* [Requirement]
Please count the lines in the listing below where the word "subtitle" appears. Give the number only.

+++ Records to use +++

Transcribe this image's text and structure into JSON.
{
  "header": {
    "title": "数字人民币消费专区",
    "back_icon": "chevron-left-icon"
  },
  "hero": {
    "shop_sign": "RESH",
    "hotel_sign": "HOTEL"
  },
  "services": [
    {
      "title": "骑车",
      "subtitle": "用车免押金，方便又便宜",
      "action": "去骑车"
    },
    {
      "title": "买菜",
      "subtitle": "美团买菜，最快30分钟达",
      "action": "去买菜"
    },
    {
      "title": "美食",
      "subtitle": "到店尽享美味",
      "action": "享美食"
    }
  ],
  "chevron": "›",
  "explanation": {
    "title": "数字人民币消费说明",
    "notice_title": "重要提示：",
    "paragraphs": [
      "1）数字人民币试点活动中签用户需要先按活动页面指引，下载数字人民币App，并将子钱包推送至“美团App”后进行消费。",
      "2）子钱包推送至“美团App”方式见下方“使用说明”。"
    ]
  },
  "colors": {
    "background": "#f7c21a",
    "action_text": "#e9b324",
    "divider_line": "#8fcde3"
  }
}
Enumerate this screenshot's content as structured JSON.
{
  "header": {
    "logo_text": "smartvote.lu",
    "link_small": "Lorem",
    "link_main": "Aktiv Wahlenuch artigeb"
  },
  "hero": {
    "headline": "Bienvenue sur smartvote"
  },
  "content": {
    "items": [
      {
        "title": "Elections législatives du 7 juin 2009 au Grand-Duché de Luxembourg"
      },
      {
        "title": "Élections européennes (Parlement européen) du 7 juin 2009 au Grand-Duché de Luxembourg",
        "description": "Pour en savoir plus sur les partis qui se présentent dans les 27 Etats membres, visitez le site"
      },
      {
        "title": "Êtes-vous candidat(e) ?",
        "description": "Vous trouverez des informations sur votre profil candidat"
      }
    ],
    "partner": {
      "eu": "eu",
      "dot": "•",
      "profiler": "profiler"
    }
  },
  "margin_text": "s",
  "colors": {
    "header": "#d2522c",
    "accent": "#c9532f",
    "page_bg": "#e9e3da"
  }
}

+++

* [Response to this task]
3